[RECORD LIST]
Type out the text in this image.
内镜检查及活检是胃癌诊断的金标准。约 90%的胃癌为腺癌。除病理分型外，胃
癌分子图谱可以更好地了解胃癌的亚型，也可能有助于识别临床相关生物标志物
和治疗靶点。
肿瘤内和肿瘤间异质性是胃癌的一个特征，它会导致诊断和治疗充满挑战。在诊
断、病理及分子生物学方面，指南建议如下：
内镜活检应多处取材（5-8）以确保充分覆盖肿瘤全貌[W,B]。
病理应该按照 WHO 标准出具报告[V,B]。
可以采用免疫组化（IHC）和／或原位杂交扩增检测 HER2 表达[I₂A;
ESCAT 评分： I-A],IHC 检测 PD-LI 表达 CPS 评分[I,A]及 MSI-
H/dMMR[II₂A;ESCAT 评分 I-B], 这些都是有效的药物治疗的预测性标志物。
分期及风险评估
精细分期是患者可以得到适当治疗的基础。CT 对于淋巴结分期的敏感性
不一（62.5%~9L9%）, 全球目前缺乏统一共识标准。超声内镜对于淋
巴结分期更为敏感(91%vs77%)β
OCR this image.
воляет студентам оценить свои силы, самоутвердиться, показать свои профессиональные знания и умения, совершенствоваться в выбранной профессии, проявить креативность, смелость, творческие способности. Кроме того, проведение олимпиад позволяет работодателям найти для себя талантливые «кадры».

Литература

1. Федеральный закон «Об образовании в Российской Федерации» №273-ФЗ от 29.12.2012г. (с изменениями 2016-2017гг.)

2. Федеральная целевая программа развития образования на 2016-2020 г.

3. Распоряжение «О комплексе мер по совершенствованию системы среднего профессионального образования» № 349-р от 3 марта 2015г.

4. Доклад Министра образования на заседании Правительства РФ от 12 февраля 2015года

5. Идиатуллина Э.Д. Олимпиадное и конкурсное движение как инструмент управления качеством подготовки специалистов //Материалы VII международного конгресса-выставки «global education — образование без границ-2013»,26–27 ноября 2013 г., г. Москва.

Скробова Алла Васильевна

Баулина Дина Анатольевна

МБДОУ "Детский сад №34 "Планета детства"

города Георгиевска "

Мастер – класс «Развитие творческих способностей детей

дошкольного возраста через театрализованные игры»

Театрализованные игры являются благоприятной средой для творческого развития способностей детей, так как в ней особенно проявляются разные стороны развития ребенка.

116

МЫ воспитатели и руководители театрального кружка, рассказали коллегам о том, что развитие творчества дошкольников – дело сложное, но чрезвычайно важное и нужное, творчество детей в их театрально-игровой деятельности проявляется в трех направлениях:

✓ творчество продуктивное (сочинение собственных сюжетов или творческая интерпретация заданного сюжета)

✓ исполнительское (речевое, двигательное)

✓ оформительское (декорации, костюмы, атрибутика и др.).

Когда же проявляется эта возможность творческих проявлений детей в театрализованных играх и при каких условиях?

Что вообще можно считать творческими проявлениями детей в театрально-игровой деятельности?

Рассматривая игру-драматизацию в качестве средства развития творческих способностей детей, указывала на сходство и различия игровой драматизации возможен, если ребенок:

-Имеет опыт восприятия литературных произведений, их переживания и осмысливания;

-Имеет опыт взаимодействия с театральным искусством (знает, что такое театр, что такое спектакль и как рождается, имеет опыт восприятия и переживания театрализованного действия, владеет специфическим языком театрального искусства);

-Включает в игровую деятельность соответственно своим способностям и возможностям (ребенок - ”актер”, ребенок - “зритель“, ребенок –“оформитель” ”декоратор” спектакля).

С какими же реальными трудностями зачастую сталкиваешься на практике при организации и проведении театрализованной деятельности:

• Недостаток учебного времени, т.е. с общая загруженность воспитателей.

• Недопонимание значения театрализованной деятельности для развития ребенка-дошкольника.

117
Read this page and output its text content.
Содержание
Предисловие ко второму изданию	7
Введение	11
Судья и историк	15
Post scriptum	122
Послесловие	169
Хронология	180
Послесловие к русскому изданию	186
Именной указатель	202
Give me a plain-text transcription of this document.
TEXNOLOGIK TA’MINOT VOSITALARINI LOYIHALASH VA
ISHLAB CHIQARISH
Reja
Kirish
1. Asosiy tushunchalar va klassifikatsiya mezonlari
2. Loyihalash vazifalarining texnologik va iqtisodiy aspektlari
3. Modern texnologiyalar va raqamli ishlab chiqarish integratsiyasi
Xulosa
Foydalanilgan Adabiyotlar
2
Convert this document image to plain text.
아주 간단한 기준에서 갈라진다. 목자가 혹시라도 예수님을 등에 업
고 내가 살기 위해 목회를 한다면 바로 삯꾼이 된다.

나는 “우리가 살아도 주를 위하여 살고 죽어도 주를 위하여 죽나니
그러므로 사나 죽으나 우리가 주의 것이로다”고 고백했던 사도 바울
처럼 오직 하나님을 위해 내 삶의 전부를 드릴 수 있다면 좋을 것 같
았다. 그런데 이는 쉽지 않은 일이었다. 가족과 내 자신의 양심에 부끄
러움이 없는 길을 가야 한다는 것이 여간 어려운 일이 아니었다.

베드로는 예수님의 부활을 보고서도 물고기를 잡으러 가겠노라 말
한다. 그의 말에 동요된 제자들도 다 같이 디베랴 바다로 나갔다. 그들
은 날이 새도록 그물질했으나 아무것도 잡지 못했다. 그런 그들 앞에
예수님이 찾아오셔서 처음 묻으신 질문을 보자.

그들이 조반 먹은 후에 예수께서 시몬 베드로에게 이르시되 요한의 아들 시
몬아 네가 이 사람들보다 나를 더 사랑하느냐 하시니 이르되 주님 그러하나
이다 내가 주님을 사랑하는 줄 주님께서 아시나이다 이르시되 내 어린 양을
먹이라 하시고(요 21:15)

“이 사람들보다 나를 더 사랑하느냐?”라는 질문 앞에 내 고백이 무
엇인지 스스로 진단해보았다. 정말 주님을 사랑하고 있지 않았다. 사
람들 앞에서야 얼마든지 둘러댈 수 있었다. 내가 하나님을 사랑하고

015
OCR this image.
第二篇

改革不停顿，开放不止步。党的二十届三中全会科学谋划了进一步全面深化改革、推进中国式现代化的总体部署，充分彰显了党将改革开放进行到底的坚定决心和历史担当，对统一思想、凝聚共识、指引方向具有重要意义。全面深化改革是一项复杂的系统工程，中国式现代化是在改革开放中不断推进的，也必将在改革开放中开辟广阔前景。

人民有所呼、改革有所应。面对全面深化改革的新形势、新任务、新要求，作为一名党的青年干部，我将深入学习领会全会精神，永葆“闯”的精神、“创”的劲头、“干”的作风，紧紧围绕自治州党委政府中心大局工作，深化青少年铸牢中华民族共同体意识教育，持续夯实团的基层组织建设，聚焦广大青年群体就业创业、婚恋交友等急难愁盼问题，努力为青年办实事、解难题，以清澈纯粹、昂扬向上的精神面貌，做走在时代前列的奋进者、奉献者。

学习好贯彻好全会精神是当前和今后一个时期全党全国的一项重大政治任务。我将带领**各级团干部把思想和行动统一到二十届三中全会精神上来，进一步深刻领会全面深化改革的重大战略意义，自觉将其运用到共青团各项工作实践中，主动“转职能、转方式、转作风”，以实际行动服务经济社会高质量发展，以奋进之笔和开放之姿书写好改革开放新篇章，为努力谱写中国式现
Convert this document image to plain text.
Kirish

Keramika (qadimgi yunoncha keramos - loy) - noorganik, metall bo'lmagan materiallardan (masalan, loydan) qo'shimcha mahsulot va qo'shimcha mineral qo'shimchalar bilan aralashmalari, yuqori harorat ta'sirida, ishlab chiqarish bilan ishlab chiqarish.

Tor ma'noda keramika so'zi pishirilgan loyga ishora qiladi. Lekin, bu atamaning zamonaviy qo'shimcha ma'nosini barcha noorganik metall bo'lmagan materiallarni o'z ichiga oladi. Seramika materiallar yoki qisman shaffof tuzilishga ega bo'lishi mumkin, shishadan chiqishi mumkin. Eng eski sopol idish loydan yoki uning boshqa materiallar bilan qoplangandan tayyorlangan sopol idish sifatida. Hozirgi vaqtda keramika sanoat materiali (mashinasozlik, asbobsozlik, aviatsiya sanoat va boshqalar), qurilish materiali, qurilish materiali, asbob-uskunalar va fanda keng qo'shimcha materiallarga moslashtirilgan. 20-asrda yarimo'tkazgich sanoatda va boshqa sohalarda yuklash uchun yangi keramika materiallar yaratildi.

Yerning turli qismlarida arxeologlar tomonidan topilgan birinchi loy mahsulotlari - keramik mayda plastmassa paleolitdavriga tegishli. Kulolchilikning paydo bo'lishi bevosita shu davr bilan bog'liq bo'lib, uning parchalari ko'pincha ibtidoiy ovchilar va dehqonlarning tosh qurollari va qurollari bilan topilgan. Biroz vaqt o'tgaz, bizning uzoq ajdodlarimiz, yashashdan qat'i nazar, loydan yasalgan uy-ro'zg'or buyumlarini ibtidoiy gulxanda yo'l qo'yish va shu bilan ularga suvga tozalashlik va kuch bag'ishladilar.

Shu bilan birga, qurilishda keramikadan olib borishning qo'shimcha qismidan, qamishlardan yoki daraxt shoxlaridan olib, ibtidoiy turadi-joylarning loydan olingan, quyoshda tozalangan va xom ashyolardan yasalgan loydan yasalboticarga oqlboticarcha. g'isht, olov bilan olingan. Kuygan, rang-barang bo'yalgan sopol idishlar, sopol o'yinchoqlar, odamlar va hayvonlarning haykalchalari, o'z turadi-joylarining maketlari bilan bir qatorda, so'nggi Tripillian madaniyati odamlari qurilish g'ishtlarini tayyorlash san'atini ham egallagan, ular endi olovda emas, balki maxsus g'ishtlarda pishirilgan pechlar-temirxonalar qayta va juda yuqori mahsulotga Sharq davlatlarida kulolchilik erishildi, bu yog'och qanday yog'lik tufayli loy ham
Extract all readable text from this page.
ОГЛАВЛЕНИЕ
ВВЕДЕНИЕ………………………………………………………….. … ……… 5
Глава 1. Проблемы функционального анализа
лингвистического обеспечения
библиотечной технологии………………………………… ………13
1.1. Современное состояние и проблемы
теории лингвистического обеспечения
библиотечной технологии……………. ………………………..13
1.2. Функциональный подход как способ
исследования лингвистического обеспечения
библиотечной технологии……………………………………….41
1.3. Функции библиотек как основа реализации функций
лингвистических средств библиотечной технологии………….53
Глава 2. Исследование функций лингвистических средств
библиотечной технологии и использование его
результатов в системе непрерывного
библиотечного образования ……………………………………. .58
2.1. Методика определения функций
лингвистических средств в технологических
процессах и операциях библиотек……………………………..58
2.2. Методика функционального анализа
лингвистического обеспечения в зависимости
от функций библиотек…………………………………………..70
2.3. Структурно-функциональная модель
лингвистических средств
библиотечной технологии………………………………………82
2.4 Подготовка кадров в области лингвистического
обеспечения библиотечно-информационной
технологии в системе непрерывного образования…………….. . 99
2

[WHAT IS BEING ASKED] In the records above, locate the line that contains "Extract all readable text from this page.". Repeat it and every line after it, exactly, and nothing else.

[OUTPUT FOR THIS TASK]
Extract all readable text from this page.
ОГЛАВЛЕНИЕ
ВВЕДЕНИЕ………………………………………………………….. … ……… 5
Глава 1. Проблемы функционального анализа
лингвистического обеспечения
библиотечной технологии………………………………… ………13
1.1. Современное состояние и проблемы
теории лингвистического обеспечения
библиотечной технологии……………. ………………………..13
1.2. Функциональный подход как способ
исследования лингвистического обеспечения
библиотечной технологии……………………………………….41
1.3. Функции библиотек как основа реализации функций
лингвистических средств библиотечной технологии………….53
Глава 2. Исследование функций лингвистических средств
библиотечной технологии и использование его
результатов в системе непрерывного
библиотечного образования ……………………………………. .58
2.1. Методика определения функций
лингвистических средств в технологических
процессах и операциях библиотек……………………………..58
2.2. Методика функционального анализа
лингвистического обеспечения в зависимости
от функций библиотек…………………………………………..70
2.3. Структурно-функциональная модель
лингвистических средств
библиотечной технологии………………………………………82
2.4 Подготовка кадров в области лингвистического
обеспечения библиотечно-информационной
технологии в системе непрерывного образования…………….. . 99
2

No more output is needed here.